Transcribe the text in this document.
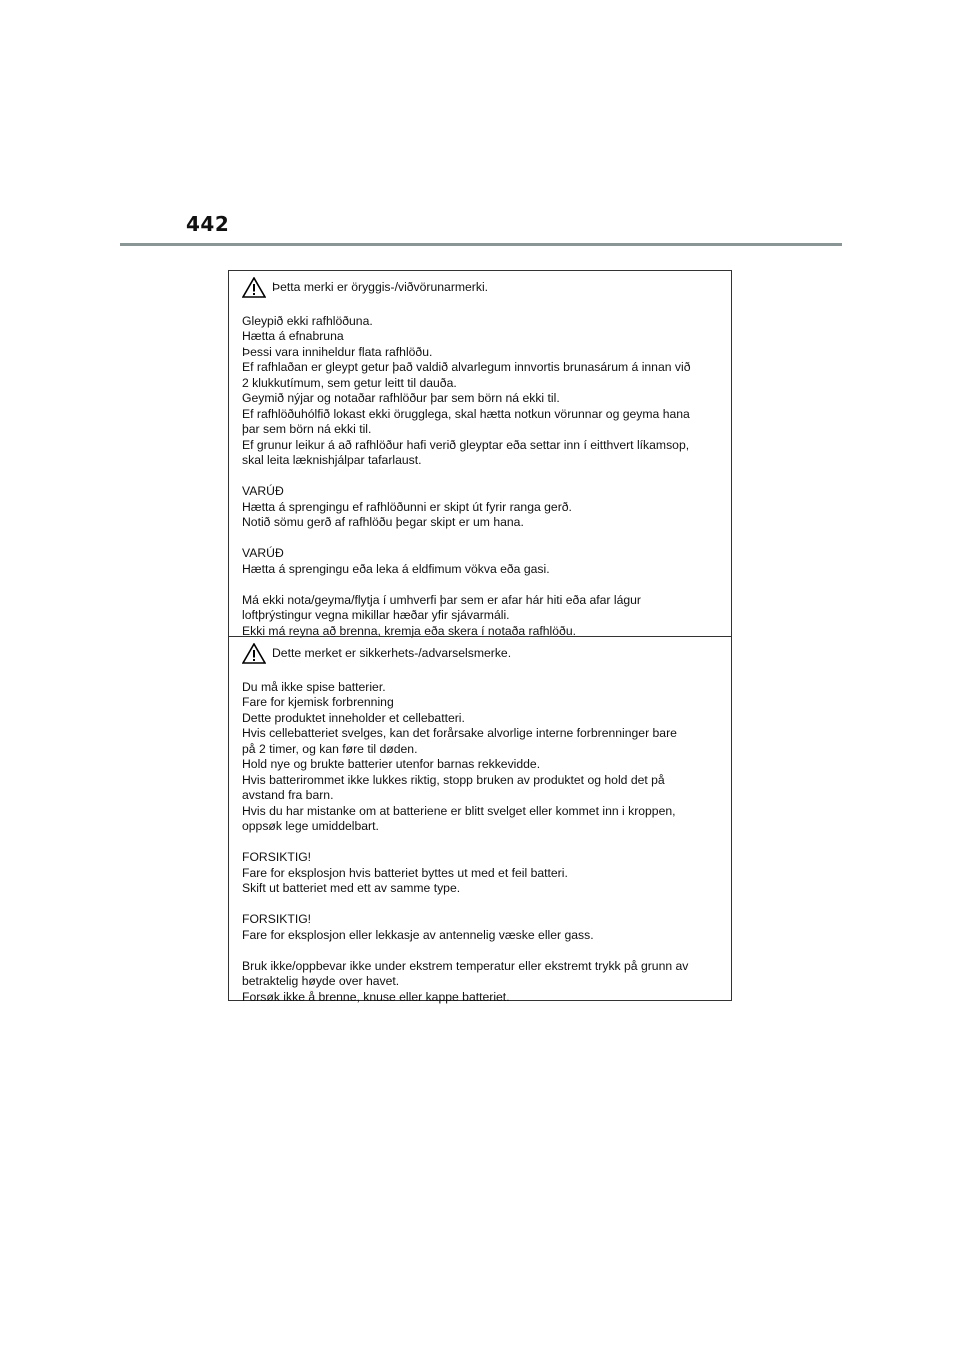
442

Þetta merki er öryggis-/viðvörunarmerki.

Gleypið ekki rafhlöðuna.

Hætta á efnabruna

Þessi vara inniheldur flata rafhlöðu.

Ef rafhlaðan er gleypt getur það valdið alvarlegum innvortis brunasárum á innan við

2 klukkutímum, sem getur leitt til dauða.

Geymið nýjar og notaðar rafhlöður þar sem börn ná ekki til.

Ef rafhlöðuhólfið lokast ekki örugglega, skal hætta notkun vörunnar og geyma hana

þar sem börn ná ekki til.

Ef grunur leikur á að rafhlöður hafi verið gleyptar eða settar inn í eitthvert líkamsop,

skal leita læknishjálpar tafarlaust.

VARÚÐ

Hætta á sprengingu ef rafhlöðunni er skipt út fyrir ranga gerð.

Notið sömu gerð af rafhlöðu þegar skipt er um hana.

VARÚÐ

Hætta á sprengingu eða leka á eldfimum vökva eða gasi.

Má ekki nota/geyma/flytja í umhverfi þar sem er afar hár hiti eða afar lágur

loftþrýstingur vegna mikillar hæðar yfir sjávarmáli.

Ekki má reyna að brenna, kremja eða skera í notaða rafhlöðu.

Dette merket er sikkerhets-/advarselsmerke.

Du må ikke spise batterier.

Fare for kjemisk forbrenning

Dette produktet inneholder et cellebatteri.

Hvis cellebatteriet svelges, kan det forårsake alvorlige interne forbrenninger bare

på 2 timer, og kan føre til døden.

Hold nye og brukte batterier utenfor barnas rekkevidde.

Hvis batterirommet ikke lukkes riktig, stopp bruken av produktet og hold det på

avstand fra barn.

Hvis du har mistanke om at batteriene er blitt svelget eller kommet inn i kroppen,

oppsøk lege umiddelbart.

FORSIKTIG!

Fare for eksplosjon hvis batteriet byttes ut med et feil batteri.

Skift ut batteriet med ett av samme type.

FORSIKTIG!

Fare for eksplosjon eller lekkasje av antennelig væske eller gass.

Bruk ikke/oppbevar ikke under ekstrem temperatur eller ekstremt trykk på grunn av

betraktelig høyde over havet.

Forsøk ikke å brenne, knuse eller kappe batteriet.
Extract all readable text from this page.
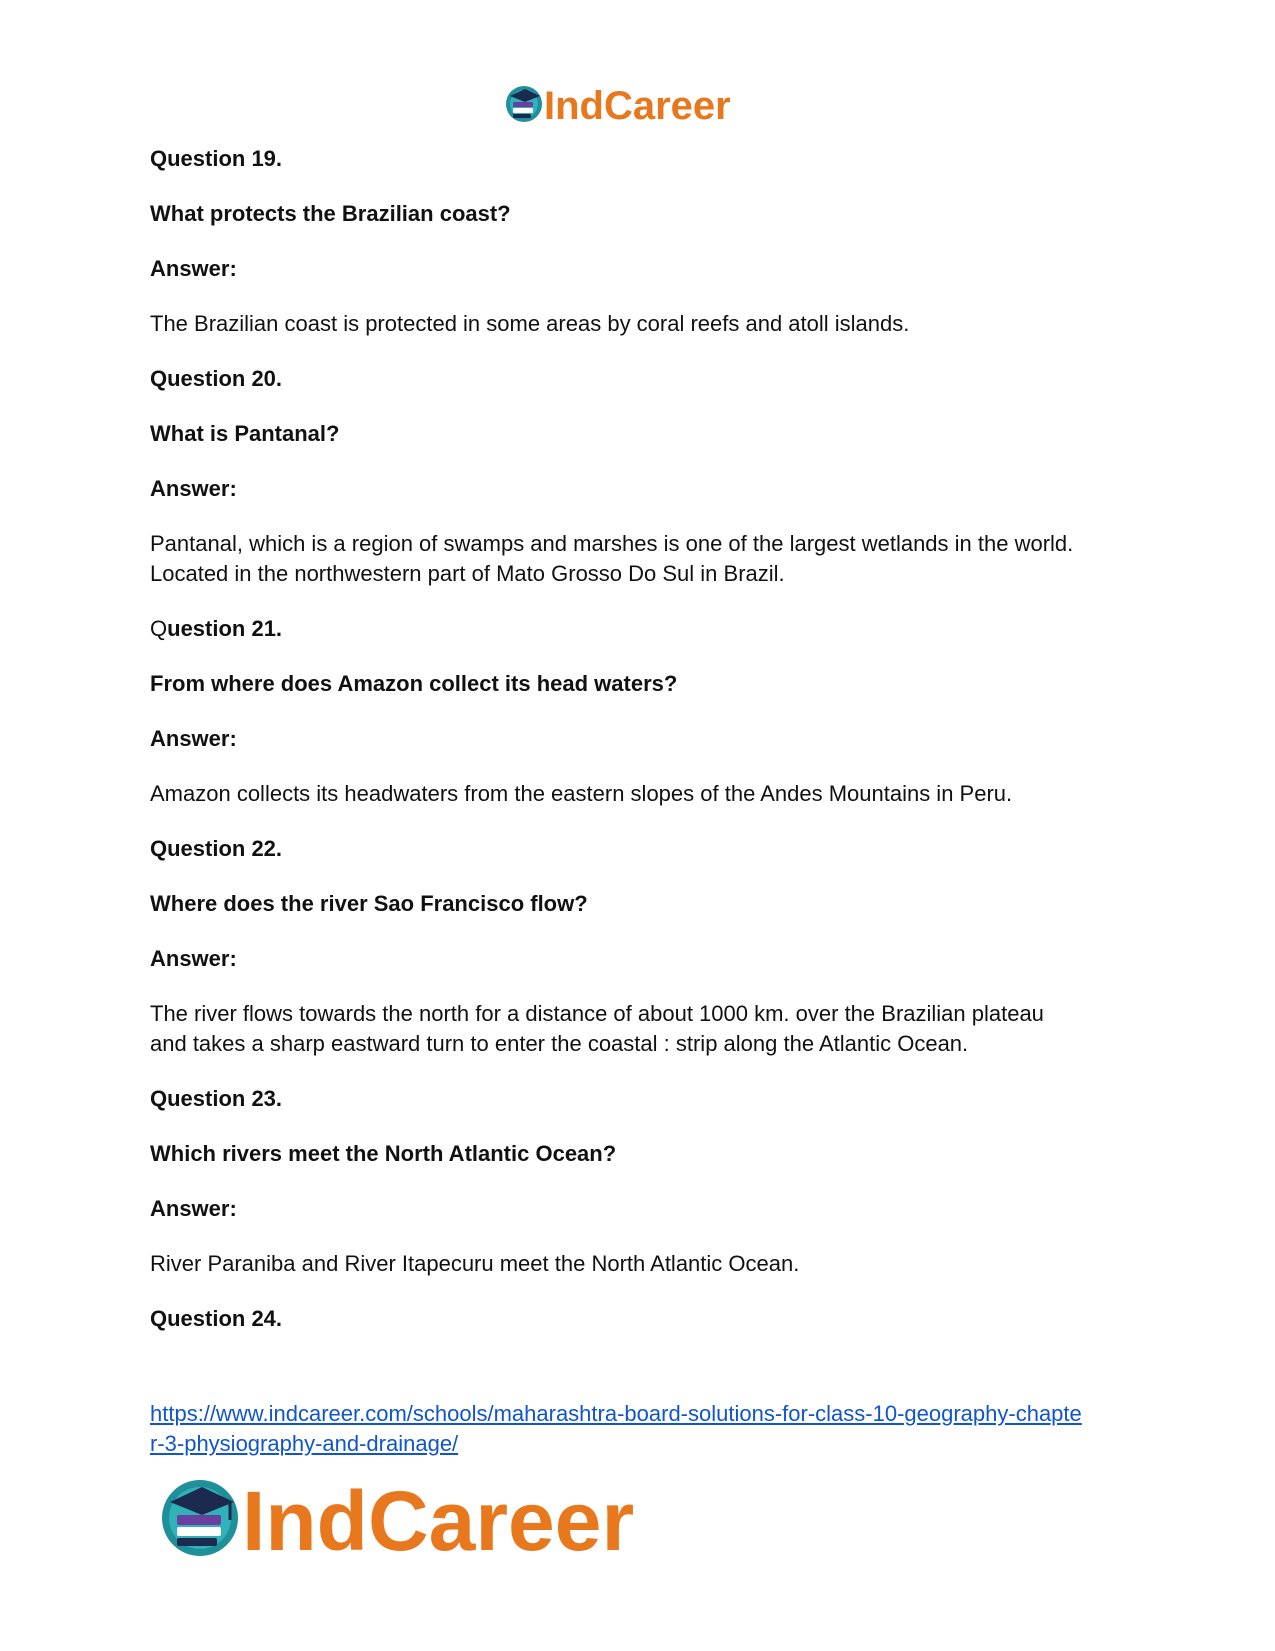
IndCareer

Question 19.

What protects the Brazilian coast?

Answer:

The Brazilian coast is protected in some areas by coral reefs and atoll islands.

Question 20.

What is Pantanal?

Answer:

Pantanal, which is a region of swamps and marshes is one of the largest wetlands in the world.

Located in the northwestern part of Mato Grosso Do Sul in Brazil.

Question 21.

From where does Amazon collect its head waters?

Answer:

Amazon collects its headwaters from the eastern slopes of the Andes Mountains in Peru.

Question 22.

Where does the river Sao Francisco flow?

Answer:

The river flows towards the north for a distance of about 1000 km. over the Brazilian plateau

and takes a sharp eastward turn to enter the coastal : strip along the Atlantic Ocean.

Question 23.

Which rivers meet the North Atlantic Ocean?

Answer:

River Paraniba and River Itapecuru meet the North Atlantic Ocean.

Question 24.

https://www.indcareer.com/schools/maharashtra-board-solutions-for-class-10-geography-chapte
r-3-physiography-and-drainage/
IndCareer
....................
Exercise =
Extract, from the listing above, every line where the string "Pantanal" occurs.

Answer for this exercise =
What is Pantanal?
Pantanal, which is a region of swamps and marshes is one of the largest wetlands in the world.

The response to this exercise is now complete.